[Dataset records]
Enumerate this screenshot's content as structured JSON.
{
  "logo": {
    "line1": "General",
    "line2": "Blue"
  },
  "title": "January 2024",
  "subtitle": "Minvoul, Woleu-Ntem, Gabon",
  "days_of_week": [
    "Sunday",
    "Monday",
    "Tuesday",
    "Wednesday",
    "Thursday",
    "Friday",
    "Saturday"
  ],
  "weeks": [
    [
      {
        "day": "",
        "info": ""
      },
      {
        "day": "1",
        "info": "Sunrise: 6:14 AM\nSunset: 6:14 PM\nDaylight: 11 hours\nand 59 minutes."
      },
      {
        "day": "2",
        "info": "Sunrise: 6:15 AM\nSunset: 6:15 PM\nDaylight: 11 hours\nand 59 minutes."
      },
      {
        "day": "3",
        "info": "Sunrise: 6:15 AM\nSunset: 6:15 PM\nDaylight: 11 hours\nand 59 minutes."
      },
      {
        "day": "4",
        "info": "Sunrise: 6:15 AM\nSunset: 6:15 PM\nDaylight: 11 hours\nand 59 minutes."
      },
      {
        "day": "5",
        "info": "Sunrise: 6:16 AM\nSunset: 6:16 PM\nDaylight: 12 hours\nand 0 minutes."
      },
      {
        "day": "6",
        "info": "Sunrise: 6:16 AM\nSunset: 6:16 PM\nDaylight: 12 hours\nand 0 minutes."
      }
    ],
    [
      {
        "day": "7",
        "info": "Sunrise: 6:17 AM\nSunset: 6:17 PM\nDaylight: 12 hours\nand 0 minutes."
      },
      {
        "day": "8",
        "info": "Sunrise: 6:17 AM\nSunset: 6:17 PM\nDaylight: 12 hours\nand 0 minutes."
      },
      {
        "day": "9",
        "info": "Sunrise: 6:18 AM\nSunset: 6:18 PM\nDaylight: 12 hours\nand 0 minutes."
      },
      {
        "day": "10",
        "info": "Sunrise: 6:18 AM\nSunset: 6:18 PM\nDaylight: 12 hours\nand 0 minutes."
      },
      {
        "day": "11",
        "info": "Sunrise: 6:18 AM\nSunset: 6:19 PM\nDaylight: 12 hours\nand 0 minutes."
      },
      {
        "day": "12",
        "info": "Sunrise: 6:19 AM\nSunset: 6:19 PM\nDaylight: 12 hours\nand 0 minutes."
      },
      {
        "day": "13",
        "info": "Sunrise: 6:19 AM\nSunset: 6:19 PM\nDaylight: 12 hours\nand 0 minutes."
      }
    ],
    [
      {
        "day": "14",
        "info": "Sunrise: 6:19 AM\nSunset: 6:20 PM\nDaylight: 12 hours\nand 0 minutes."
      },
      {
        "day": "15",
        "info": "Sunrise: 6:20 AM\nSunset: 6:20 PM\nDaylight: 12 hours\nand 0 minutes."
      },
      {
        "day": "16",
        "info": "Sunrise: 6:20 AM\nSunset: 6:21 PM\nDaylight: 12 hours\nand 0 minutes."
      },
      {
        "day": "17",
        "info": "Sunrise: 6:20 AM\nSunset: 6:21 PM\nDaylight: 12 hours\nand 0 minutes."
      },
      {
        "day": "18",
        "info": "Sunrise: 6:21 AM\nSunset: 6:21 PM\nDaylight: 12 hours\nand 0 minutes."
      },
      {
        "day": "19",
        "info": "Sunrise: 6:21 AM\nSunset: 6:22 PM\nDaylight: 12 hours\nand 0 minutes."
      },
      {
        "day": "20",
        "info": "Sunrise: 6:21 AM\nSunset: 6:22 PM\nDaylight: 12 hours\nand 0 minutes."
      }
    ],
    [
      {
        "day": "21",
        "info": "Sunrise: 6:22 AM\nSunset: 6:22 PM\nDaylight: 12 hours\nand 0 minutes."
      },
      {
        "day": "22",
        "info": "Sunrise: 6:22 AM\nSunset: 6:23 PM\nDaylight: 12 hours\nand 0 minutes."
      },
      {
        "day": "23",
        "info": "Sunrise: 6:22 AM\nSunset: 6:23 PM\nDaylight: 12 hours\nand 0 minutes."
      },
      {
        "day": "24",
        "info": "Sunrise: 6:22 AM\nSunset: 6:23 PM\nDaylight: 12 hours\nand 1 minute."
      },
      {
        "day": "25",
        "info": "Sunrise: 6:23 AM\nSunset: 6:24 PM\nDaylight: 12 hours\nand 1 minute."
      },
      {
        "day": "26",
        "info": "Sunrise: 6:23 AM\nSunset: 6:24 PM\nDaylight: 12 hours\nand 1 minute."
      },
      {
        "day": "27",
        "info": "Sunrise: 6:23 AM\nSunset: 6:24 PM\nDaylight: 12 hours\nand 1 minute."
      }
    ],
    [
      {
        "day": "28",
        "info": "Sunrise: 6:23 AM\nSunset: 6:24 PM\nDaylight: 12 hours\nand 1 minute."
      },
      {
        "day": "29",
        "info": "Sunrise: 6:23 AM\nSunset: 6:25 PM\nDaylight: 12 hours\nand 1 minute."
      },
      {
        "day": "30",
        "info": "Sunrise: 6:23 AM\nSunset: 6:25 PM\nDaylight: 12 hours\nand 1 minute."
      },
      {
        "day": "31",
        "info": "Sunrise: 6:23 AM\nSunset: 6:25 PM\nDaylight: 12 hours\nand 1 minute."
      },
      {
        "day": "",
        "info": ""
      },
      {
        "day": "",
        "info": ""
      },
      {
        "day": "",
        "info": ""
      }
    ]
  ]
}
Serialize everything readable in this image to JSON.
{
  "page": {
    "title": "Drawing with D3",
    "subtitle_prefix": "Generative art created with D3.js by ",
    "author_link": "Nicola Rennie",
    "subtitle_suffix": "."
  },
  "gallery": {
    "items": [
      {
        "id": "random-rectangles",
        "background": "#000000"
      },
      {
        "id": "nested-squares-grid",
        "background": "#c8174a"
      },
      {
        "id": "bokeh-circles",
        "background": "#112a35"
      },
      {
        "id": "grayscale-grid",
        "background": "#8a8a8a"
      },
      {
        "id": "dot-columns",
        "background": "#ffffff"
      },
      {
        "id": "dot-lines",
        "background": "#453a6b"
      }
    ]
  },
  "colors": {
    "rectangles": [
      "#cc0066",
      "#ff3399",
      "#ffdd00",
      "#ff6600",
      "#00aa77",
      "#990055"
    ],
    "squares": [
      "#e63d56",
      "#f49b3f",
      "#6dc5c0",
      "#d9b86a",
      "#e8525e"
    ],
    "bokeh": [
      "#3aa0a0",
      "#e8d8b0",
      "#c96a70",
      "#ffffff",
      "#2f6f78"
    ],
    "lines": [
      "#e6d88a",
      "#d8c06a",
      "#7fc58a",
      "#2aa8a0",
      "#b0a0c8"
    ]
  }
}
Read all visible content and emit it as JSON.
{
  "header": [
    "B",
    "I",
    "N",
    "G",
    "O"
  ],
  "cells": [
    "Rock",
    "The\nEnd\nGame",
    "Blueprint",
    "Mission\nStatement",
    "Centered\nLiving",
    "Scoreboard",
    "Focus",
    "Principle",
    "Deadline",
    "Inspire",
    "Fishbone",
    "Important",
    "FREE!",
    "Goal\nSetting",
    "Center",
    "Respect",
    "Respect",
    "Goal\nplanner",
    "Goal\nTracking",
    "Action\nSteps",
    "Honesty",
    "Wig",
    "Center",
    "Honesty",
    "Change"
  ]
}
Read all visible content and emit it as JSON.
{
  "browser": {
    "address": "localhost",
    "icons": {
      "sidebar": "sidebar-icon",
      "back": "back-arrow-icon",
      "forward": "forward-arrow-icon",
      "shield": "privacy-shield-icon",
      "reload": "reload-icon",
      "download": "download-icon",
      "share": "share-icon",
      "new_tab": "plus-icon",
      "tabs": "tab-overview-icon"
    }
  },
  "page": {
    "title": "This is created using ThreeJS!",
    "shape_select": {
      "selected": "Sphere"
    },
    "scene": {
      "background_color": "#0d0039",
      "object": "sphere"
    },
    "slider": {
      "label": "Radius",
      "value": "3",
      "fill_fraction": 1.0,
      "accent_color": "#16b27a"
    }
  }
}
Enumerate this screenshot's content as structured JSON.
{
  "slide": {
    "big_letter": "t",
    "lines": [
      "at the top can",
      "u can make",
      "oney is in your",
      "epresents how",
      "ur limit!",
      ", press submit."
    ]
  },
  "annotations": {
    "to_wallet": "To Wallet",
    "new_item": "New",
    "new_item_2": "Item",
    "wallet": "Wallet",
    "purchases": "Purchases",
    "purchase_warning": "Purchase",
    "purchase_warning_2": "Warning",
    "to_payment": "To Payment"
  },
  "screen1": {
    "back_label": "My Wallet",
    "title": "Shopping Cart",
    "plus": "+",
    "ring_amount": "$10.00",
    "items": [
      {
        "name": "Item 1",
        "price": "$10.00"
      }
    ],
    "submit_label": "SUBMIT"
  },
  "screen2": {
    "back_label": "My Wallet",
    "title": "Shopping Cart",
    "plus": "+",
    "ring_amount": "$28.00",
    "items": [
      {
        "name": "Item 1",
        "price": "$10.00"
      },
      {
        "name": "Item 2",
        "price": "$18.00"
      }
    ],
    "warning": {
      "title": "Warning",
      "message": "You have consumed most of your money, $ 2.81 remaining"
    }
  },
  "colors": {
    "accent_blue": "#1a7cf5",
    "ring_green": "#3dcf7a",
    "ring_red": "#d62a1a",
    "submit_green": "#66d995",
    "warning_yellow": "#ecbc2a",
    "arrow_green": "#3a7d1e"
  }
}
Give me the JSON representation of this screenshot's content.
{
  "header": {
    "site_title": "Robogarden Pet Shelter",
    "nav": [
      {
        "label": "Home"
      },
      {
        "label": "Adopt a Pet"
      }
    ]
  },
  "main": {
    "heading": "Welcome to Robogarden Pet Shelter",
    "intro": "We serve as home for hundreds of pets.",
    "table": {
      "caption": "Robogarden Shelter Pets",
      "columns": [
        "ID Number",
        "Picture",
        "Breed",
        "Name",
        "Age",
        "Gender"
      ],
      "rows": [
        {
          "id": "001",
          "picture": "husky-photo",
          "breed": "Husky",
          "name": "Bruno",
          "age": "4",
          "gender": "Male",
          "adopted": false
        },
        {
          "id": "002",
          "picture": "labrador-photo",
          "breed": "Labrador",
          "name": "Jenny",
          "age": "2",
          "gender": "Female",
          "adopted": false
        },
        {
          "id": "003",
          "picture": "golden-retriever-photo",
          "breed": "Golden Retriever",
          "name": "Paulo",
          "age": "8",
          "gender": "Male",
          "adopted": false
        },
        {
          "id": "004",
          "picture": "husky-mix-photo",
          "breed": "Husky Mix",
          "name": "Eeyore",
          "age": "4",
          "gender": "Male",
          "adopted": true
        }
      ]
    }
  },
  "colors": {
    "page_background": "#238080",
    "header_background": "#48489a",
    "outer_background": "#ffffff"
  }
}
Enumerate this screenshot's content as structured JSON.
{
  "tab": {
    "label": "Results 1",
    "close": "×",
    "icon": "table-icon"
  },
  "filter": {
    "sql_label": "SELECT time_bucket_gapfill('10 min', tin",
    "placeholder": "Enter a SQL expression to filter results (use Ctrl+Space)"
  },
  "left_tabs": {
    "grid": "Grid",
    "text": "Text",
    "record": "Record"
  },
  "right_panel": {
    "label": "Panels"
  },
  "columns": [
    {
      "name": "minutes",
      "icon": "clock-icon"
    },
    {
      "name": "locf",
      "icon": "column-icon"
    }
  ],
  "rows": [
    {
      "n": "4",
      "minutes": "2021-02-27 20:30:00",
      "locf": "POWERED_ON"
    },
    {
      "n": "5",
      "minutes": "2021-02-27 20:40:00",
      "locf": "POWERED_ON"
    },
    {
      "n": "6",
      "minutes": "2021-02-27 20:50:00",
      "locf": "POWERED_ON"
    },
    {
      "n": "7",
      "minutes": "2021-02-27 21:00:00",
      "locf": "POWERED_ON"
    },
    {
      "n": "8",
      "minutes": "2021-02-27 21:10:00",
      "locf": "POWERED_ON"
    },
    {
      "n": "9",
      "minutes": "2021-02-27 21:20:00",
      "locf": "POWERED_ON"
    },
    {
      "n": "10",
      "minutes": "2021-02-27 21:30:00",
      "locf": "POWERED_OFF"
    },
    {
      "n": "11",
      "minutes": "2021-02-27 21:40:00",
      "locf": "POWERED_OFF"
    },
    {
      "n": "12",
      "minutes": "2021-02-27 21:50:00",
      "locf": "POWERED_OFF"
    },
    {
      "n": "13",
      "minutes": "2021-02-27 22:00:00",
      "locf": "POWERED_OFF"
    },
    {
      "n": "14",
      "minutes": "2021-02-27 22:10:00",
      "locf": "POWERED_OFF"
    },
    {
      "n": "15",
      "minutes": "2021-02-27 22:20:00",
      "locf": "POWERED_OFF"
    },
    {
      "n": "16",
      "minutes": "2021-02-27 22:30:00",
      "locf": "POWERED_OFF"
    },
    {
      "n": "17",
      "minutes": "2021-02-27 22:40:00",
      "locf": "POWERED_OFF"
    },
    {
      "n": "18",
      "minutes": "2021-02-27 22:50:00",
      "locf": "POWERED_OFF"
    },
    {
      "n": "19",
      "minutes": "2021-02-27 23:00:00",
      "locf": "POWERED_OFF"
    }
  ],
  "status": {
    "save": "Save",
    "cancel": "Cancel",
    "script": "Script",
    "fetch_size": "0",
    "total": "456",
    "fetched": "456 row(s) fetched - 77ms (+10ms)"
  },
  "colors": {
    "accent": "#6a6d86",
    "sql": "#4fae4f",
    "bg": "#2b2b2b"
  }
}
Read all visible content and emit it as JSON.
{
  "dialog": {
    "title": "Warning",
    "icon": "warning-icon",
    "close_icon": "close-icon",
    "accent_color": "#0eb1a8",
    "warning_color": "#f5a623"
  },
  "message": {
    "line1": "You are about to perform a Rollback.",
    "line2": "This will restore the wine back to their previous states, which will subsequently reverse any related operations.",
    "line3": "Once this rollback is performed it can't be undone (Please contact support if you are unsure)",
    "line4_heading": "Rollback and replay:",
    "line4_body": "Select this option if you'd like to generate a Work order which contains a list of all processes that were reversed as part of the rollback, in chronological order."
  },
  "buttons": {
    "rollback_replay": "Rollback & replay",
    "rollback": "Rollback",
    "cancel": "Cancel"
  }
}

■ PROBLEM: Provide only the number of lines in the entries that hold the word "ffffff".

■ ANSWER TO THIS PROBLEM: 3